When you’re writing your content, you’ll need to keep both audiences in mind to ensure that you get your message across. Focus on the kind of crucial messages which will appeal to your end-users and customers but address the preferences and needs of the editor too. Many publications will have guidelines to follow if you want a chance of getting your content on their site. 

If you’re sending your press release to multiple locations, you might need to look into doing several different versions of your press releases, each with slightly different wording and information, based on your target publication.

4. Get the Headline Right

There are few things more important in a press release than an amazing headline. 

A good headline will immediately attract the attention of your publication, as well as anyone who might end up reading your article. The media uses headlines to determine whether stories are worth reading or publishing. This means that you need to get attention quickly. 

Most press release headlines don’t try to be clever. There isn’t a lot of fancy language to worry about. Instead, your focus should be on sharing the main point of the press release fast.

* _GIVEN INSTRUCTION A_
In the press release advice, what does the media use headlines to decide?
* _GIVEN INSTRUCTION B_
Please carry on the press release advice from its last sentence.
The data plays no part in this.

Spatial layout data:

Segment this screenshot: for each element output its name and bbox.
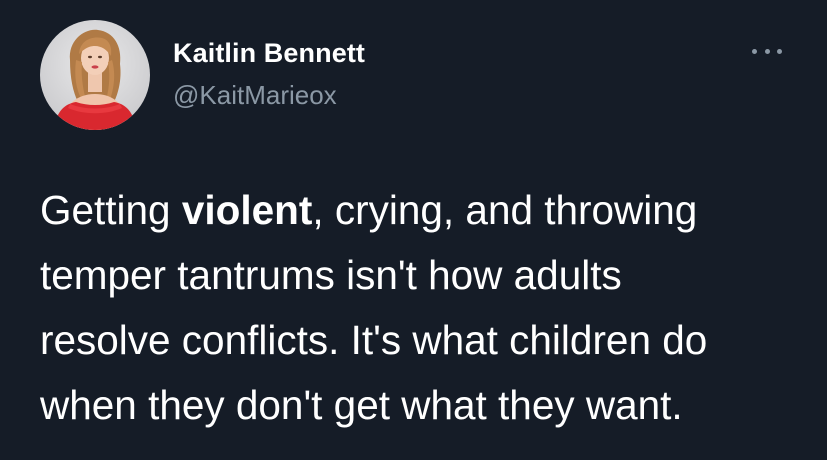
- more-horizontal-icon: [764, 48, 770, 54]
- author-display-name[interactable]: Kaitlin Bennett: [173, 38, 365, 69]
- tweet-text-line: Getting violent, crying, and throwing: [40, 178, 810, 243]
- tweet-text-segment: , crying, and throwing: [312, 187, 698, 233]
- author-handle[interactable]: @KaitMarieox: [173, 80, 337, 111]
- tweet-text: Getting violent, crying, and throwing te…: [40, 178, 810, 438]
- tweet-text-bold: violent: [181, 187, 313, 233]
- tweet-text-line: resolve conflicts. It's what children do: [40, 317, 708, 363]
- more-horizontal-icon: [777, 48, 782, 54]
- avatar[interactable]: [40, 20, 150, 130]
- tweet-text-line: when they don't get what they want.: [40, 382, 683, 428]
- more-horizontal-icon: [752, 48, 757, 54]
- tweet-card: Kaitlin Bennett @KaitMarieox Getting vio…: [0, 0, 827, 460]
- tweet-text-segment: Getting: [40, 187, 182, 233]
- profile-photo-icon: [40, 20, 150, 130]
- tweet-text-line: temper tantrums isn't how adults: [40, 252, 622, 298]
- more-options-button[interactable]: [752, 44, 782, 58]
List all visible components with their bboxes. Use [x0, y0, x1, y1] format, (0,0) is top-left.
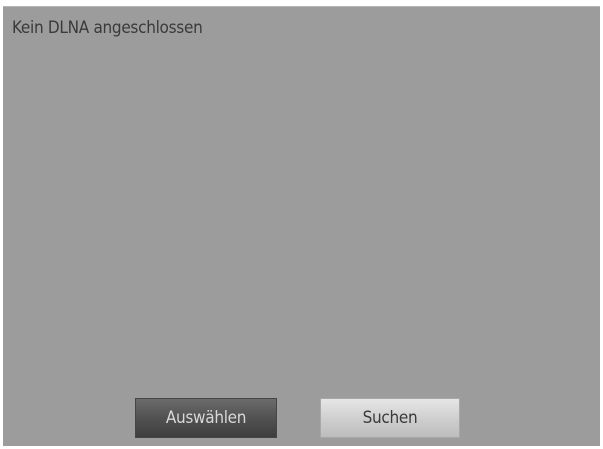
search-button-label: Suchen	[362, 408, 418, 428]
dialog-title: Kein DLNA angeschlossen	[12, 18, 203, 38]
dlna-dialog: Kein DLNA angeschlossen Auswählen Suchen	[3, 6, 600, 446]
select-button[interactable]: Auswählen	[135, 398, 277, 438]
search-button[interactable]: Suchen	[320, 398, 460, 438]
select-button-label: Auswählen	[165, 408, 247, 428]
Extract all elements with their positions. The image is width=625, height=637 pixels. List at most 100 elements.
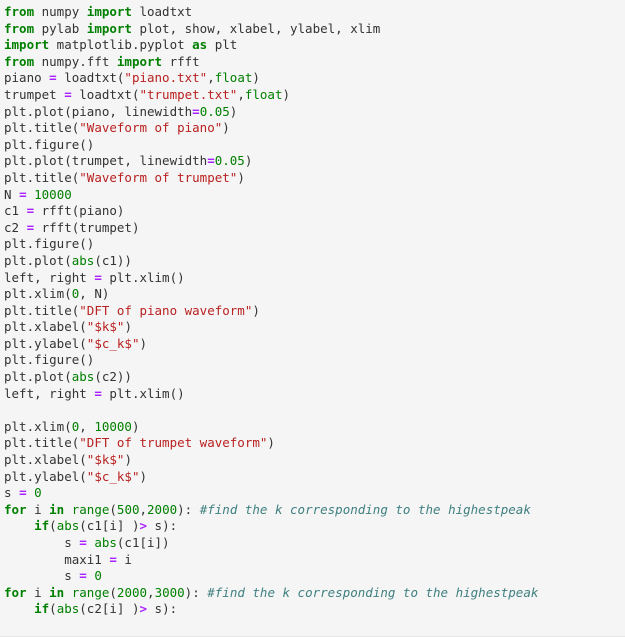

* _RESULT A_
Whether stories are worth reading or publishing.

* _RESULT B_
For instance, if you’re announcing the arrival of new security measures in your business to protect hybrid workers, you might have a headline like:

  • [Company] implements end-to-end encryption for hybrid workers
  • [Company] uses new encryption techniques to support hybrid work
  • [Company] invests in encryption technology for hybrid employees

5. Use the Right Structure

Structuring a press release can be tough.

Some companies have specific requests on how your press release should look. For instance, you might have to place the date and time in a specific place. For instance, CNN always puts the date of the release before the headline:

If you don’t have to follow a specific format, you should stick with the inverted pyramid structure. This strategy involves placing the most critical information first and moving down the hierarchy to less important info – like contact details. 

When structuring your press release, make sure the headline immediately tells your customers and readers what the story is about and presents immediate value. The opening paragraph will then summarise the main factors and elements of the story, giving a fuller explanation of what the story is about. For instance, for the “[Company] implements end-to-end encryption for hybrid workers” example, the first paragraph might read:

[Company] recently announced an investment in the latest encryption tools for information at rest and transit for hybrid employees. This new security strategy is rolling out immediately to new and existing customers of [company], with access to extra features available for premium subscribers.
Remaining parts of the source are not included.